** START OF SOURCE MATERIAL **

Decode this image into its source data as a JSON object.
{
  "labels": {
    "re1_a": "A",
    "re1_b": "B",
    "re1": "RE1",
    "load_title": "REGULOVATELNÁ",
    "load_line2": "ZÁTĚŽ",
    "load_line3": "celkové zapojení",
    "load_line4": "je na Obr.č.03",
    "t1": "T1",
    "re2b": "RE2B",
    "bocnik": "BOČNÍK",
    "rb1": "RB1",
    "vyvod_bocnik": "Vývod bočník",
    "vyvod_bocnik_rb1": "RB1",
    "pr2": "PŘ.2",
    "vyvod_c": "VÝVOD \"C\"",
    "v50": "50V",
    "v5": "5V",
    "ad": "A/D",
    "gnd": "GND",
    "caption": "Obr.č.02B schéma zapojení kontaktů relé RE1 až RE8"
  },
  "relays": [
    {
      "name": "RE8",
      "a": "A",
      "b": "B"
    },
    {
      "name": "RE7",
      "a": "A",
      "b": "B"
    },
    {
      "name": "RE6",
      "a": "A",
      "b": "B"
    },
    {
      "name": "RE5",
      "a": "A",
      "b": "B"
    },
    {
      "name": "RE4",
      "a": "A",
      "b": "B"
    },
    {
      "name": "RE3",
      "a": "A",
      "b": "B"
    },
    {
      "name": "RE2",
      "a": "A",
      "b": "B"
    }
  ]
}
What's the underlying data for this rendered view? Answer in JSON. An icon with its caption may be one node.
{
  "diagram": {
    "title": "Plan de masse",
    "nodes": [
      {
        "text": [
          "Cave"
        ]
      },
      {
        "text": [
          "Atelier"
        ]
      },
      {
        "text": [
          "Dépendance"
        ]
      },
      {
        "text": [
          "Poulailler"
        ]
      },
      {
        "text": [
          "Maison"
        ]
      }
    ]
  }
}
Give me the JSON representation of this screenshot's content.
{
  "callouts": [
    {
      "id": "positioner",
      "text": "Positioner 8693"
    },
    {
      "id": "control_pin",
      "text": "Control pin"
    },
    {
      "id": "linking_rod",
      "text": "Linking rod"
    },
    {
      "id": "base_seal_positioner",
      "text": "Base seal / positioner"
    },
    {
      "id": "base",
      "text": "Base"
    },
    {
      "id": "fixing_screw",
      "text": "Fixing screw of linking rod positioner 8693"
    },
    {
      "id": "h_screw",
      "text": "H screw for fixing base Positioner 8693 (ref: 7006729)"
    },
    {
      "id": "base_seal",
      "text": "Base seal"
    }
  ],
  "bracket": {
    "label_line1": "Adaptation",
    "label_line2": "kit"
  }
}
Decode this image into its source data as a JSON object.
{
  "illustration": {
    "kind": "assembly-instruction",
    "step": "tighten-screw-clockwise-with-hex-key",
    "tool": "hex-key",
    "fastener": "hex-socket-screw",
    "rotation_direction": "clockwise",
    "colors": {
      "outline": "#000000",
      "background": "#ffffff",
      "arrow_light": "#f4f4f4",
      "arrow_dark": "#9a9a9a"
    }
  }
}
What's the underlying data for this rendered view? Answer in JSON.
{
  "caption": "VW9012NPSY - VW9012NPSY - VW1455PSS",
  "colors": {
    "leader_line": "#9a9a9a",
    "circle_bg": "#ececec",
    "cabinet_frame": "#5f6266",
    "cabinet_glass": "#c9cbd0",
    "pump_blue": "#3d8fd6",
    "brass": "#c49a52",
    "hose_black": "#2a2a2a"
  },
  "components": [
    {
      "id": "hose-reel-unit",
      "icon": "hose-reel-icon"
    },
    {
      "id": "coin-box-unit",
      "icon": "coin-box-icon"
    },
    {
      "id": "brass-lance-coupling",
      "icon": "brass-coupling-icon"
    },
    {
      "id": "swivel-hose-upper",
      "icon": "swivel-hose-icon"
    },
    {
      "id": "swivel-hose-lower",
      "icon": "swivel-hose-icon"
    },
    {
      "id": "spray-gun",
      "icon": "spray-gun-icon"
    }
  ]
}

** END OF SOURCE MATERIAL **

#### TASK OBJECTIVE
Extract all the entries word for word.

#### PROBLEM SOLUTION
Decode this image into its source data as a JSON object.
{
  "labels": {
    "re1_a": "A",
    "re1_b": "B",
    "re1": "RE1",
    "load_title": "REGULOVATELNÁ",
    "load_line2": "ZÁTĚŽ",
    "load_line3": "celkové zapojení",
    "load_line4": "je na Obr.č.03",
    "t1": "T1",
    "re2b": "RE2B",
    "bocnik": "BOČNÍK",
    "rb1": "RB1",
    "vyvod_bocnik": "Vývod bočník",
    "vyvod_bocnik_rb1": "RB1",
    "pr2": "PŘ.2",
    "vyvod_c": "VÝVOD \"C\"",
    "v50": "50V",
    "v5": "5V",
    "ad": "A/D",
    "gnd": "GND",
    "caption": "Obr.č.02B schéma zapojení kontaktů relé RE1 až RE8"
  },
  "relays": [
    {
      "name": "RE8",
      "a": "A",
      "b": "B"
    },
    {
      "name": "RE7",
      "a": "A",
      "b": "B"
    },
    {
      "name": "RE6",
      "a": "A",
      "b": "B"
    },
    {
      "name": "RE5",
      "a": "A",
      "b": "B"
    },
    {
      "name": "RE4",
      "a": "A",
      "b": "B"
    },
    {
      "name": "RE3",
      "a": "A",
      "b": "B"
    },
    {
      "name": "RE2",
      "a": "A",
      "b": "B"
    }
  ]
}
What's the underlying data for this rendered view? Answer in JSON. An icon with its caption may be one node.
{
  "diagram": {
    "title": "Plan de masse",
    "nodes": [
      {
        "text": [
          "Cave"
        ]
      },
      {
        "text": [
          "Atelier"
        ]
      },
      {
        "text": [
          "Dépendance"
        ]
      },
      {
        "text": [
          "Poulailler"
        ]
      },
      {
        "text": [
          "Maison"
        ]
      }
    ]
  }
}
Give me the JSON representation of this screenshot's content.
{
  "callouts": [
    {
      "id": "positioner",
      "text": "Positioner 8693"
    },
    {
      "id": "control_pin",
      "text": "Control pin"
    },
    {
      "id": "linking_rod",
      "text": "Linking rod"
    },
    {
      "id": "base_seal_positioner",
      "text": "Base seal / positioner"
    },
    {
      "id": "base",
      "text": "Base"
    },
    {
      "id": "fixing_screw",
      "text": "Fixing screw of linking rod positioner 8693"
    },
    {
      "id": "h_screw",
      "text": "H screw for fixing base Positioner 8693 (ref: 7006729)"
    },
    {
      "id": "base_seal",
      "text": "Base seal"
    }
  ],
  "bracket": {
    "label_line1": "Adaptation",
    "label_line2": "kit"
  }
}
Decode this image into its source data as a JSON object.
{
  "illustration": {
    "kind": "assembly-instruction",
    "step": "tighten-screw-clockwise-with-hex-key",
    "tool": "hex-key",
    "fastener": "hex-socket-screw",
    "rotation_direction": "clockwise",
    "colors": {
      "outline": "#000000",
      "background": "#ffffff",
      "arrow_light": "#f4f4f4",
      "arrow_dark": "#9a9a9a"
    }
  }
}
What's the underlying data for this rendered view? Answer in JSON.
{
  "caption": "VW9012NPSY - VW9012NPSY - VW1455PSS",
  "colors": {
    "leader_line": "#9a9a9a",
    "circle_bg": "#ececec",
    "cabinet_frame": "#5f6266",
    "cabinet_glass": "#c9cbd0",
    "pump_blue": "#3d8fd6",
    "brass": "#c49a52",
    "hose_black": "#2a2a2a"
  },
  "components": [
    {
      "id": "hose-reel-unit",
      "icon": "hose-reel-icon"
    },
    {
      "id": "coin-box-unit",
      "icon": "coin-box-icon"
    },
    {
      "id": "brass-lance-coupling",
      "icon": "brass-coupling-icon"
    },
    {
      "id": "swivel-hose-upper",
      "icon": "swivel-hose-icon"
    },
    {
      "id": "swivel-hose-lower",
      "icon": "swivel-hose-icon"
    },
    {
      "id": "spray-gun",
      "icon": "spray-gun-icon"
    }
  ]
}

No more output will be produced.